The task:
In the records below, find each line with the word "JSON" and copy it.

┌─ Data for the task

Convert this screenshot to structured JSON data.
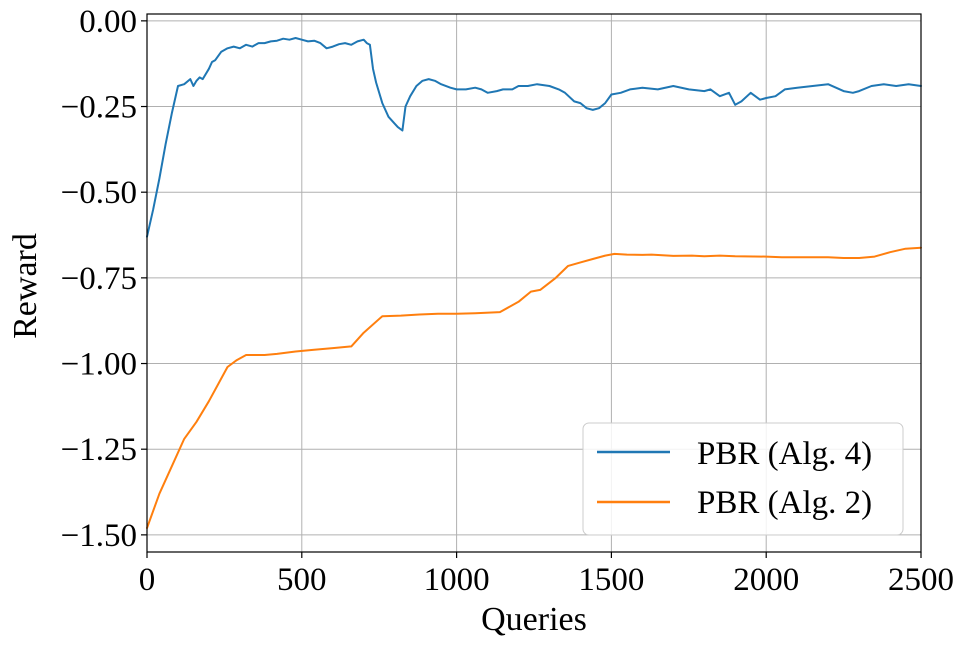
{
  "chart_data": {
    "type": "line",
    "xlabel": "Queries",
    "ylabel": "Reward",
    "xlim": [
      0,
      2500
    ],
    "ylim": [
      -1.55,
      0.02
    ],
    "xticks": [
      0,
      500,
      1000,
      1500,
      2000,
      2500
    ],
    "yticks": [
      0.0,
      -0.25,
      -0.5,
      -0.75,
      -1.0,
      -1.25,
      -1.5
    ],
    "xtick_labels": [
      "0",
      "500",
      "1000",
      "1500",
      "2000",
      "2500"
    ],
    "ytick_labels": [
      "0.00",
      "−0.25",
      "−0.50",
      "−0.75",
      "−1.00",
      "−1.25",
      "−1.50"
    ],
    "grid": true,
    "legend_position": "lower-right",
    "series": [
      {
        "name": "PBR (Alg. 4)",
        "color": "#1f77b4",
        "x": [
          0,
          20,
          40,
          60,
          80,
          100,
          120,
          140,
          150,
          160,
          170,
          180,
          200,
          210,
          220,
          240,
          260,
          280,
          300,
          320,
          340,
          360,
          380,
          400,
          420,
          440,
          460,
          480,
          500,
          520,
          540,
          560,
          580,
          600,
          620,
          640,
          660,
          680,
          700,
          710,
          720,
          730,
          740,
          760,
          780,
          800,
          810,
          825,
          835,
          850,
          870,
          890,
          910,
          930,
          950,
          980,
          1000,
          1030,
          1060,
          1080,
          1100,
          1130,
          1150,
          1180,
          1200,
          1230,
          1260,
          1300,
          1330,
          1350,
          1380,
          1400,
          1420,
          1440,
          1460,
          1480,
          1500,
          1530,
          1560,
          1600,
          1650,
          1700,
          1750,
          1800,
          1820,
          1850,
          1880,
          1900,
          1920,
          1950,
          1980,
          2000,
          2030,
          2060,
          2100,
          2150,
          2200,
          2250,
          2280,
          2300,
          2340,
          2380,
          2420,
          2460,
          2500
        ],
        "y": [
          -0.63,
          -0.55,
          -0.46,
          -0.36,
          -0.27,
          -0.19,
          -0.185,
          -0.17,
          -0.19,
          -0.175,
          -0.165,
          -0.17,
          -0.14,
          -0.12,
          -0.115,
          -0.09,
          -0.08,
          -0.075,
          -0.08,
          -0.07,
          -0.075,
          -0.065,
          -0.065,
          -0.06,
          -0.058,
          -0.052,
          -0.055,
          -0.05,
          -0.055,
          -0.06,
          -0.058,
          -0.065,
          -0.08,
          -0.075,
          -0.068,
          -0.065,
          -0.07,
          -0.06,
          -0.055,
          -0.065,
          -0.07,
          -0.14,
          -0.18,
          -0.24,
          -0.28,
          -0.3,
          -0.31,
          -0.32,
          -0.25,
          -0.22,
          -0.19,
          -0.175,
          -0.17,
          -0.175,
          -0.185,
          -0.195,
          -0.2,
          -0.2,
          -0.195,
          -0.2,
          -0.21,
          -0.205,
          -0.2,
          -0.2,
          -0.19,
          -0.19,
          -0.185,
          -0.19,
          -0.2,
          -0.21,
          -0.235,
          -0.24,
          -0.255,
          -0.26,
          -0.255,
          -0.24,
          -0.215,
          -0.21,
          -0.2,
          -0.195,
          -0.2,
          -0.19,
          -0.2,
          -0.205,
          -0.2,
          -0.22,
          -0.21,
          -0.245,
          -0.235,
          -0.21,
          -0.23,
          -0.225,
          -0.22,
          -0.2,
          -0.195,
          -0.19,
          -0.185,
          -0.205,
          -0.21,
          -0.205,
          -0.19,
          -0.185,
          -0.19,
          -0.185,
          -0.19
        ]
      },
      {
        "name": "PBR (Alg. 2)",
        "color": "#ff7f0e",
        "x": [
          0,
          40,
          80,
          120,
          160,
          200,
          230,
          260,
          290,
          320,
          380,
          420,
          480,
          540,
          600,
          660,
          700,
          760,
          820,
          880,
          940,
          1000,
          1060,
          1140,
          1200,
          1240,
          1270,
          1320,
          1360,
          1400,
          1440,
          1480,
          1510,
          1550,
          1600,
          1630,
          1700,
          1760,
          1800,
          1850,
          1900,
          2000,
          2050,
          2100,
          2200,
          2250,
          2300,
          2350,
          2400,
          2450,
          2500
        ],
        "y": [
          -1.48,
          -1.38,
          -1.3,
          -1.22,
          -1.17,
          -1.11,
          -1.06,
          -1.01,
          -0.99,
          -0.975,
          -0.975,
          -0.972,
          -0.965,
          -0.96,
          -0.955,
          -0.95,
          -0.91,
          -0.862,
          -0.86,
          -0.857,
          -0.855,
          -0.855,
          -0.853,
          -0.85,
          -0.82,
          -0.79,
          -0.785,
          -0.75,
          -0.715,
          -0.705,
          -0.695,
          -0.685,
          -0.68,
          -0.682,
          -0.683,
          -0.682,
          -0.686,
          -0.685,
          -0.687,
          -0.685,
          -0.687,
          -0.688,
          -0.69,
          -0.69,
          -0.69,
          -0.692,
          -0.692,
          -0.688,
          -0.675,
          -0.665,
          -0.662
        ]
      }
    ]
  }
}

└─
┌─ Data for the task

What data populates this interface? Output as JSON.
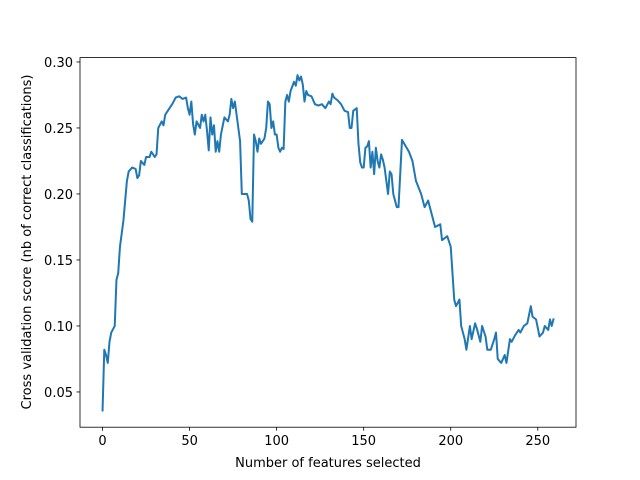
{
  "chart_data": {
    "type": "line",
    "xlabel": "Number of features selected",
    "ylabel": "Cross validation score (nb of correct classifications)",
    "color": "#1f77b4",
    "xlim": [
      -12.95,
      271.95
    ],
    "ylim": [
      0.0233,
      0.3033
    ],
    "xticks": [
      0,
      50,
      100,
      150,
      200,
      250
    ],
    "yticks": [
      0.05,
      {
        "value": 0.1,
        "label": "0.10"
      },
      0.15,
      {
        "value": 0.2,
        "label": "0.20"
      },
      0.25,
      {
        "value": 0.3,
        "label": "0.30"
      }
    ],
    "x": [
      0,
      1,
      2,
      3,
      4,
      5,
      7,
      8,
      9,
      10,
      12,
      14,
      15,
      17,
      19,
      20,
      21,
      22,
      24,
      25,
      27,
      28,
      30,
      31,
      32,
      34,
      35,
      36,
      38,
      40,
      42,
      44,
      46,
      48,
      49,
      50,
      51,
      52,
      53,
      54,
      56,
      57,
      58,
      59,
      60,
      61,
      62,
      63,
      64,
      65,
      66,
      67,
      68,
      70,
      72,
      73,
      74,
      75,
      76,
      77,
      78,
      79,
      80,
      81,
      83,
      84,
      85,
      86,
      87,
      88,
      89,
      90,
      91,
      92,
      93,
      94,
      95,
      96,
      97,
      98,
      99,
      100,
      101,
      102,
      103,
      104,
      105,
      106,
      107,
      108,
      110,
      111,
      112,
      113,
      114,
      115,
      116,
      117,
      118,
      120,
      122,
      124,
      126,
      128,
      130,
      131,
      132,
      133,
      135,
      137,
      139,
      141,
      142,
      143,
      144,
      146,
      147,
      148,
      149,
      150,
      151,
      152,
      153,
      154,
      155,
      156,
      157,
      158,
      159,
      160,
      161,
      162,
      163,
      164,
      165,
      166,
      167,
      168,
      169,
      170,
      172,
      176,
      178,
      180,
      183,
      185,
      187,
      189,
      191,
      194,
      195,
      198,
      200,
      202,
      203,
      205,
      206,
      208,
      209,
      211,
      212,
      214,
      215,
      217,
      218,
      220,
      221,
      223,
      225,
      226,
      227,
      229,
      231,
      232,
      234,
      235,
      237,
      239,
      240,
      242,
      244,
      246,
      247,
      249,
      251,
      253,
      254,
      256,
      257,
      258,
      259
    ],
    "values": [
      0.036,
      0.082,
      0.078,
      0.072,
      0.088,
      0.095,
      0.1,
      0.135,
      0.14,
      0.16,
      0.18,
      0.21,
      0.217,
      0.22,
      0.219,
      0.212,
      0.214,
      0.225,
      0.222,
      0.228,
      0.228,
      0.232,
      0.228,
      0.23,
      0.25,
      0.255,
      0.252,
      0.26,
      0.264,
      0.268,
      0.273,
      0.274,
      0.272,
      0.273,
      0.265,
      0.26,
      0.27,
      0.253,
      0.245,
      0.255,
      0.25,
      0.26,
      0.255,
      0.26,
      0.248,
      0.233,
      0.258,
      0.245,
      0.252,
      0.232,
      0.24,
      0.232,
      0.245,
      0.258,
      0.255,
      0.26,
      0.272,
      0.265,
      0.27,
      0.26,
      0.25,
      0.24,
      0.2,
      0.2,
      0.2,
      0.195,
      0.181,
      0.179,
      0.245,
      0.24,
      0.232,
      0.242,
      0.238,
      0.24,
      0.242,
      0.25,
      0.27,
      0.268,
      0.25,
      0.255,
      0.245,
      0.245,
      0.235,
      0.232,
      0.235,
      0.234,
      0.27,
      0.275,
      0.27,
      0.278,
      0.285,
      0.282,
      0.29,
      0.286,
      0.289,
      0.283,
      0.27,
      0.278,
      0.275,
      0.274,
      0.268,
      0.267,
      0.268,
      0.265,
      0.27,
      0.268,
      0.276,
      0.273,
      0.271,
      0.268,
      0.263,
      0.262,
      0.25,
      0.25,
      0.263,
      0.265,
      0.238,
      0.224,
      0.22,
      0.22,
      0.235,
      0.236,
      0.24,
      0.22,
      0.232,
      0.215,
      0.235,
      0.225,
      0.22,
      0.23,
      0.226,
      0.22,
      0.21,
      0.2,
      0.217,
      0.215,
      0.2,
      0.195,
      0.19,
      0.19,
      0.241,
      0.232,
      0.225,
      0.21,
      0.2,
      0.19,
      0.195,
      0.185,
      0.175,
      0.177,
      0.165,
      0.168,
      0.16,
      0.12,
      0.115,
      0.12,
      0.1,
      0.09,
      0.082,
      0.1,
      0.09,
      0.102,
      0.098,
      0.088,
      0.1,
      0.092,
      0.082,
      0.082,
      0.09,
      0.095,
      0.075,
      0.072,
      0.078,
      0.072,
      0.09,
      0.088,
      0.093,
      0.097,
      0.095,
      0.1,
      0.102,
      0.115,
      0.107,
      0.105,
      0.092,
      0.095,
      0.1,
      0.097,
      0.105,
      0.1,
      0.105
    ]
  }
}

└─

The result:
Convert this screenshot to structured JSON data.
What data populates this interface? Output as JSON.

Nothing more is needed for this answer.